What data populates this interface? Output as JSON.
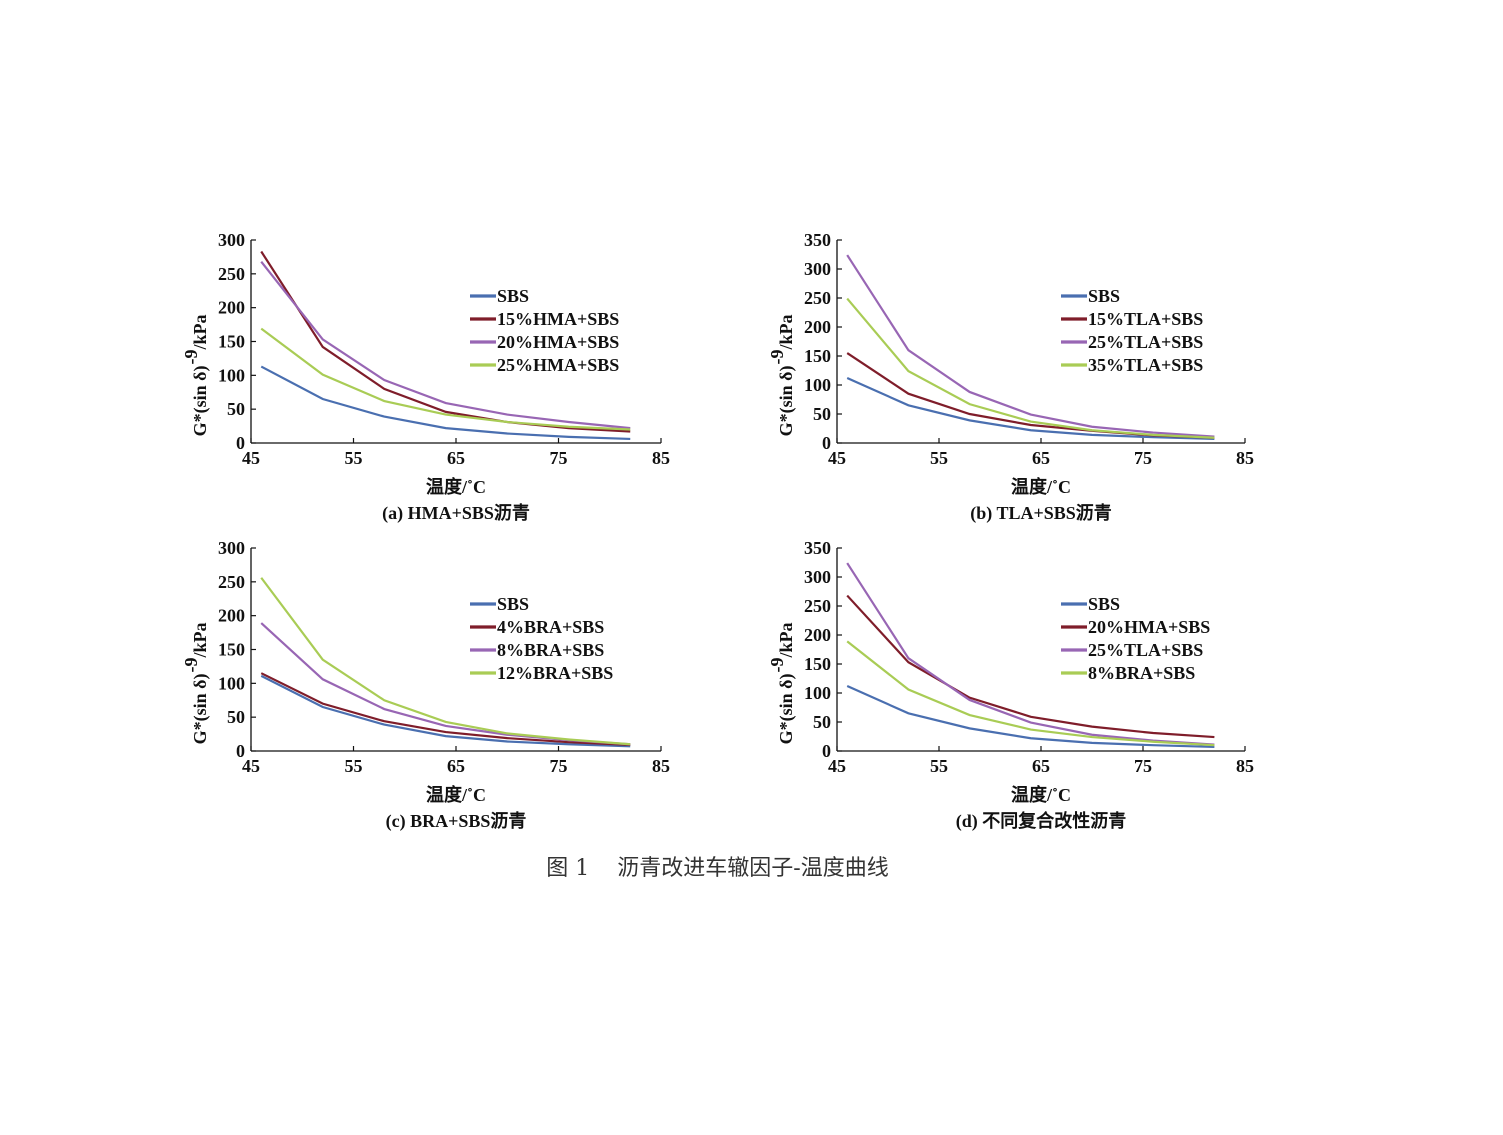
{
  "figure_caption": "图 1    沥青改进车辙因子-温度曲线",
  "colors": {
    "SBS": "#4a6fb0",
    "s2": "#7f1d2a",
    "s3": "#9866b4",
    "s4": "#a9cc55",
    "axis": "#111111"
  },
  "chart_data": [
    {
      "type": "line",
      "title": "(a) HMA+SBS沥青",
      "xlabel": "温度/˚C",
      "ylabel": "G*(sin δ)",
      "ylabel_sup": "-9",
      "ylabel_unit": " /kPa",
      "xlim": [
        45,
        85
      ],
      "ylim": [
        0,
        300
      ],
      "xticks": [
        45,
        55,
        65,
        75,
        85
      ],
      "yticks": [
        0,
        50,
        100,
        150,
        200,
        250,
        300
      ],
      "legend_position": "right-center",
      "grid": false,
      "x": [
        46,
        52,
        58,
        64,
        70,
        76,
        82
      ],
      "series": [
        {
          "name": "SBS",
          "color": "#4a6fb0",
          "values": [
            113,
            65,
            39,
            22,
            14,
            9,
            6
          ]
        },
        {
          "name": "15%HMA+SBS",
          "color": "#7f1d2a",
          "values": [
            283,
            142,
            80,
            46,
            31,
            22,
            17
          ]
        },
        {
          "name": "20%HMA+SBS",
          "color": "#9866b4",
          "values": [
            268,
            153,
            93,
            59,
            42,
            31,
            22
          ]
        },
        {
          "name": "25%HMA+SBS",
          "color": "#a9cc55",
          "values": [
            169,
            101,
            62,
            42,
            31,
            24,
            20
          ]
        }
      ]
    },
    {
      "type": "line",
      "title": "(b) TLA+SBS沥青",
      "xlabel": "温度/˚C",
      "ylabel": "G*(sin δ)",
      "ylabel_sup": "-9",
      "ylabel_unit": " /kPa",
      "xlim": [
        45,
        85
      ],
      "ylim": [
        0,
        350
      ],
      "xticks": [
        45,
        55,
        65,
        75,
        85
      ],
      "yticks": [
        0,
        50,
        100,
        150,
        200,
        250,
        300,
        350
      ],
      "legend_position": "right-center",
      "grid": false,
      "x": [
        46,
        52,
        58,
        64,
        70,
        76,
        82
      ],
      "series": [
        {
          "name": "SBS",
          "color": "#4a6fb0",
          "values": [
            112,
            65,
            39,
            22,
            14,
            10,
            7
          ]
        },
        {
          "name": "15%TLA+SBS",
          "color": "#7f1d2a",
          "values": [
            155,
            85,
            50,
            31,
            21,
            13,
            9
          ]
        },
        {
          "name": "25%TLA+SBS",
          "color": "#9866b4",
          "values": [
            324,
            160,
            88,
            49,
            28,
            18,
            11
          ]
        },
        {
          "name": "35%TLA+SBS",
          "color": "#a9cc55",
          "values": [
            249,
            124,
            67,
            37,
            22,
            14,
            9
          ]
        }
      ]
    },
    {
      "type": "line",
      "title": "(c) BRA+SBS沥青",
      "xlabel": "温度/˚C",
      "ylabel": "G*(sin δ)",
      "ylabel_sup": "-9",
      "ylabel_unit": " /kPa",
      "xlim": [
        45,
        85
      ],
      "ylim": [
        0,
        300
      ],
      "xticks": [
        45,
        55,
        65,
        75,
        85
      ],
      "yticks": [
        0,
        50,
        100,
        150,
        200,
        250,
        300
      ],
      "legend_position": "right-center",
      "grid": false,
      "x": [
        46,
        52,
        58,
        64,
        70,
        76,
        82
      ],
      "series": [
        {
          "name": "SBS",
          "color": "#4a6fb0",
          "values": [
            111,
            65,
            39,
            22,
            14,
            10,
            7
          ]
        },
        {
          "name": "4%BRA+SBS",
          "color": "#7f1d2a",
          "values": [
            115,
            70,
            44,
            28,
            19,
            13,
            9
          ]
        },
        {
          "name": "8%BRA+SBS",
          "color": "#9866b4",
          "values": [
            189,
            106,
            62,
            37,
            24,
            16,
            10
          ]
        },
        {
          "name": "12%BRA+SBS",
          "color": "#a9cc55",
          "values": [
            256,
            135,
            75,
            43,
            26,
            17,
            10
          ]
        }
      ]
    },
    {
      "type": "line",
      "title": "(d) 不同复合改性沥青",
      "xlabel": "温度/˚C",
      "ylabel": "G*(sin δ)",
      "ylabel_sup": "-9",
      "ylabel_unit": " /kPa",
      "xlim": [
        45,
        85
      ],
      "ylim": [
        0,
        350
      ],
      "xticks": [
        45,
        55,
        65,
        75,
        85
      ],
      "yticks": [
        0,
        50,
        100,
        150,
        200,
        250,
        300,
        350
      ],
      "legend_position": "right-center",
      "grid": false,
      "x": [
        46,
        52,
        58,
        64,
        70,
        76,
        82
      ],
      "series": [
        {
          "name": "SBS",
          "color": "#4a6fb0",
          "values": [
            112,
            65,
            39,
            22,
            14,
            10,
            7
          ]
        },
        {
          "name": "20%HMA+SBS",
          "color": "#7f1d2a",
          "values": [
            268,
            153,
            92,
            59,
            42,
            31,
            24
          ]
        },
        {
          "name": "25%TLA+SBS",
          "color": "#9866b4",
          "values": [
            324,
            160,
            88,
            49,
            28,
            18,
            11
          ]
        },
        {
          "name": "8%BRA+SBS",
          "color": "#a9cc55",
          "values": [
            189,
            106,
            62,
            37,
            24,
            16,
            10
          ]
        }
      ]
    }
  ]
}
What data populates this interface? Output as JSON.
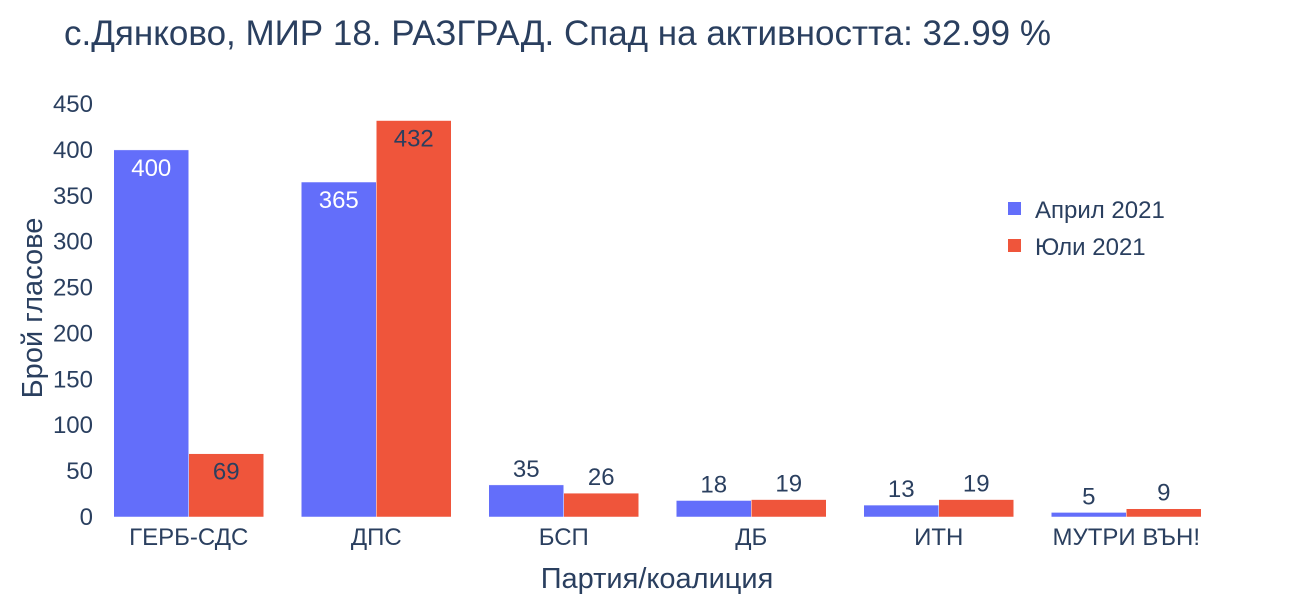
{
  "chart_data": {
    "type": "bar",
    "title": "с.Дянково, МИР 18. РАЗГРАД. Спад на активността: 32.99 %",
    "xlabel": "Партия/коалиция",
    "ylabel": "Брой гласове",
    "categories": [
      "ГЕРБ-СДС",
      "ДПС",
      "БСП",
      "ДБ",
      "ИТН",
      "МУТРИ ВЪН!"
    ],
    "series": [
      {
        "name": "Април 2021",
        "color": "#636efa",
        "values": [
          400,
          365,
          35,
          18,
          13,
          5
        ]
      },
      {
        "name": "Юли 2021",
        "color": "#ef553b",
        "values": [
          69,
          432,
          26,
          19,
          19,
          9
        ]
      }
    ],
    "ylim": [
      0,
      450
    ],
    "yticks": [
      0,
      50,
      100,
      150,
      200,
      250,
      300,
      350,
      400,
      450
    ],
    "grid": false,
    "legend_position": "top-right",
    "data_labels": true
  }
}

○ ○ ○

■ Required task
Reproduce the entries above exactly. Do not include the images.

■ The result
What data populates this interface? Output as JSON.
{
  "figure_caption": "图 1    沥青改进车辙因子-温度曲线",
  "colors": {
    "SBS": "#4a6fb0",
    "s2": "#7f1d2a",
    "s3": "#9866b4",
    "s4": "#a9cc55",
    "axis": "#111111"
  },
  "chart_data": [
    {
      "type": "line",
      "title": "(a) HMA+SBS沥青",
      "xlabel": "温度/˚C",
      "ylabel": "G*(sin δ)",
      "ylabel_sup": "-9",
      "ylabel_unit": " /kPa",
      "xlim": [
        45,
        85
      ],
      "ylim": [
        0,
        300
      ],
      "xticks": [
        45,
        55,
        65,
        75,
        85
      ],
      "yticks": [
        0,
        50,
        100,
        150,
        200,
        250,
        300
      ],
      "legend_position": "right-center",
      "grid": false,
      "x": [
        46,
        52,
        58,
        64,
        70,
        76,
        82
      ],
      "series": [
        {
          "name": "SBS",
          "color": "#4a6fb0",
          "values": [
            113,
            65,
            39,
            22,
            14,
            9,
            6
          ]
        },
        {
          "name": "15%HMA+SBS",
          "color": "#7f1d2a",
          "values": [
            283,
            142,
            80,
            46,
            31,
            22,
            17
          ]
        },
        {
          "name": "20%HMA+SBS",
          "color": "#9866b4",
          "values": [
            268,
            153,
            93,
            59,
            42,
            31,
            22
          ]
        },
        {
          "name": "25%HMA+SBS",
          "color": "#a9cc55",
          "values": [
            169,
            101,
            62,
            42,
            31,
            24,
            20
          ]
        }
      ]
    },
    {
      "type": "line",
      "title": "(b) TLA+SBS沥青",
      "xlabel": "温度/˚C",
      "ylabel": "G*(sin δ)",
      "ylabel_sup": "-9",
      "ylabel_unit": " /kPa",
      "xlim": [
        45,
        85
      ],
      "ylim": [
        0,
        350
      ],
      "xticks": [
        45,
        55,
        65,
        75,
        85
      ],
      "yticks": [
        0,
        50,
        100,
        150,
        200,
        250,
        300,
        350
      ],
      "legend_position": "right-center",
      "grid": false,
      "x": [
        46,
        52,
        58,
        64,
        70,
        76,
        82
      ],
      "series": [
        {
          "name": "SBS",
          "color": "#4a6fb0",
          "values": [
            112,
            65,
            39,
            22,
            14,
            10,
            7
          ]
        },
        {
          "name": "15%TLA+SBS",
          "color": "#7f1d2a",
          "values": [
            155,
            85,
            50,
            31,
            21,
            13,
            9
          ]
        },
        {
          "name": "25%TLA+SBS",
          "color": "#9866b4",
          "values": [
            324,
            160,
            88,
            49,
            28,
            18,
            11
          ]
        },
        {
          "name": "35%TLA+SBS",
          "color": "#a9cc55",
          "values": [
            249,
            124,
            67,
            37,
            22,
            14,
            9
          ]
        }
      ]
    },
    {
      "type": "line",
      "title": "(c) BRA+SBS沥青",
      "xlabel": "温度/˚C",
      "ylabel": "G*(sin δ)",
      "ylabel_sup": "-9",
      "ylabel_unit": " /kPa",
      "xlim": [
        45,
        85
      ],
      "ylim": [
        0,
        300
      ],
      "xticks": [
        45,
        55,
        65,
        75,
        85
      ],
      "yticks": [
        0,
        50,
        100,
        150,
        200,
        250,
        300
      ],
      "legend_position": "right-center",
      "grid": false,
      "x": [
        46,
        52,
        58,
        64,
        70,
        76,
        82
      ],
      "series": [
        {
          "name": "SBS",
          "color": "#4a6fb0",
          "values": [
            111,
            65,
            39,
            22,
            14,
            10,
            7
          ]
        },
        {
          "name": "4%BRA+SBS",
          "color": "#7f1d2a",
          "values": [
            115,
            70,
            44,
            28,
            19,
            13,
            9
          ]
        },
        {
          "name": "8%BRA+SBS",
          "color": "#9866b4",
          "values": [
            189,
            106,
            62,
            37,
            24,
            16,
            10
          ]
        },
        {
          "name": "12%BRA+SBS",
          "color": "#a9cc55",
          "values": [
            256,
            135,
            75,
            43,
            26,
            17,
            10
          ]
        }
      ]
    },
    {
      "type": "line",
      "title": "(d) 不同复合改性沥青",
      "xlabel": "温度/˚C",
      "ylabel": "G*(sin δ)",
      "ylabel_sup": "-9",
      "ylabel_unit": " /kPa",
      "xlim": [
        45,
        85
      ],
      "ylim": [
        0,
        350
      ],
      "xticks": [
        45,
        55,
        65,
        75,
        85
      ],
      "yticks": [
        0,
        50,
        100,
        150,
        200,
        250,
        300,
        350
      ],
      "legend_position": "right-center",
      "grid": false,
      "x": [
        46,
        52,
        58,
        64,
        70,
        76,
        82
      ],
      "series": [
        {
          "name": "SBS",
          "color": "#4a6fb0",
          "values": [
            112,
            65,
            39,
            22,
            14,
            10,
            7
          ]
        },
        {
          "name": "20%HMA+SBS",
          "color": "#7f1d2a",
          "values": [
            268,
            153,
            92,
            59,
            42,
            31,
            24
          ]
        },
        {
          "name": "25%TLA+SBS",
          "color": "#9866b4",
          "values": [
            324,
            160,
            88,
            49,
            28,
            18,
            11
          ]
        },
        {
          "name": "8%BRA+SBS",
          "color": "#a9cc55",
          "values": [
            189,
            106,
            62,
            37,
            24,
            16,
            10
          ]
        }
      ]
    }
  ]
}
What data populates this interface? Output as JSON.
{
  "chart_data": {
    "type": "bar",
    "title": "с.Дянково, МИР 18. РАЗГРАД. Спад на активността: 32.99 %",
    "xlabel": "Партия/коалиция",
    "ylabel": "Брой гласове",
    "categories": [
      "ГЕРБ-СДС",
      "ДПС",
      "БСП",
      "ДБ",
      "ИТН",
      "МУТРИ ВЪН!"
    ],
    "series": [
      {
        "name": "Април 2021",
        "color": "#636efa",
        "values": [
          400,
          365,
          35,
          18,
          13,
          5
        ]
      },
      {
        "name": "Юли 2021",
        "color": "#ef553b",
        "values": [
          69,
          432,
          26,
          19,
          19,
          9
        ]
      }
    ],
    "ylim": [
      0,
      450
    ],
    "yticks": [
      0,
      50,
      100,
      150,
      200,
      250,
      300,
      350,
      400,
      450
    ],
    "grid": false,
    "legend_position": "top-right",
    "data_labels": true
  }
}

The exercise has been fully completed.